▶ Written instruction:
Tell how many lines have the string "name" in them, and write nothing besides the number.

▶ Dataset records:

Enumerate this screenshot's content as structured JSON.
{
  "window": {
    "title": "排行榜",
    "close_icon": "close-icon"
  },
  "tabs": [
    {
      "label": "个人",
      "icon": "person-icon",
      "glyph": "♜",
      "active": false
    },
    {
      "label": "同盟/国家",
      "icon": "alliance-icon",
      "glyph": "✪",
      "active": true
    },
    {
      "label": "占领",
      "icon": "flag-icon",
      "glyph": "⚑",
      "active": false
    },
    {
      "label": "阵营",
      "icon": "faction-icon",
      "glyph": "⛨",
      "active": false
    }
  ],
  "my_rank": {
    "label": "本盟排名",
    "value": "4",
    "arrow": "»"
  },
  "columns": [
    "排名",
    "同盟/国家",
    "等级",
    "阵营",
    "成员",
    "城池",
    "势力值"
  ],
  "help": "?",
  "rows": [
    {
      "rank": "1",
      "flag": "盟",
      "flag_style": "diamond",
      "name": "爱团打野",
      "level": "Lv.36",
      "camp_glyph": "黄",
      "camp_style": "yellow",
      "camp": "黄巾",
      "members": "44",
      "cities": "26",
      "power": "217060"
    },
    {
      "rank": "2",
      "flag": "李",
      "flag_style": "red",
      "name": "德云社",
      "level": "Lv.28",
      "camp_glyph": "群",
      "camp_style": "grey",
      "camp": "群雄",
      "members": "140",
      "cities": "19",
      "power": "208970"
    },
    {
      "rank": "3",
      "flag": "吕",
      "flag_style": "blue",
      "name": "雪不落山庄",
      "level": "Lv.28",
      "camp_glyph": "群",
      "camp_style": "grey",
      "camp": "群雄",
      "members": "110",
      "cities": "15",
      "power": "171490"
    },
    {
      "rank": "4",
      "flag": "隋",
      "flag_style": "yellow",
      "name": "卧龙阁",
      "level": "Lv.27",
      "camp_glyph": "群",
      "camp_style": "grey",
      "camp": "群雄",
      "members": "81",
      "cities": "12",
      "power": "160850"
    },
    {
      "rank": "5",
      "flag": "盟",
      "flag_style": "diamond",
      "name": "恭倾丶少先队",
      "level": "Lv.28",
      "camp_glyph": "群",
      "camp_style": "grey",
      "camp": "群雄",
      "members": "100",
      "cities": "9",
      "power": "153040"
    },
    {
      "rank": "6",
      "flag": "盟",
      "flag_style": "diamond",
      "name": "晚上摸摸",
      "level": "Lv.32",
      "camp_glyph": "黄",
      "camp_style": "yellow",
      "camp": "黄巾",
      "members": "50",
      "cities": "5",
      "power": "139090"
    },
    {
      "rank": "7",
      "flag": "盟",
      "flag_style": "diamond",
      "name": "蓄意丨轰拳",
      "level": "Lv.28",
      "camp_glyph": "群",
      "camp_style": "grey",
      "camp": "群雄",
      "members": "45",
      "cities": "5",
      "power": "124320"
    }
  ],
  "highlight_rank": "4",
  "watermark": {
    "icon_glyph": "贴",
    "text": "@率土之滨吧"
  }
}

▶ Exercise response:
7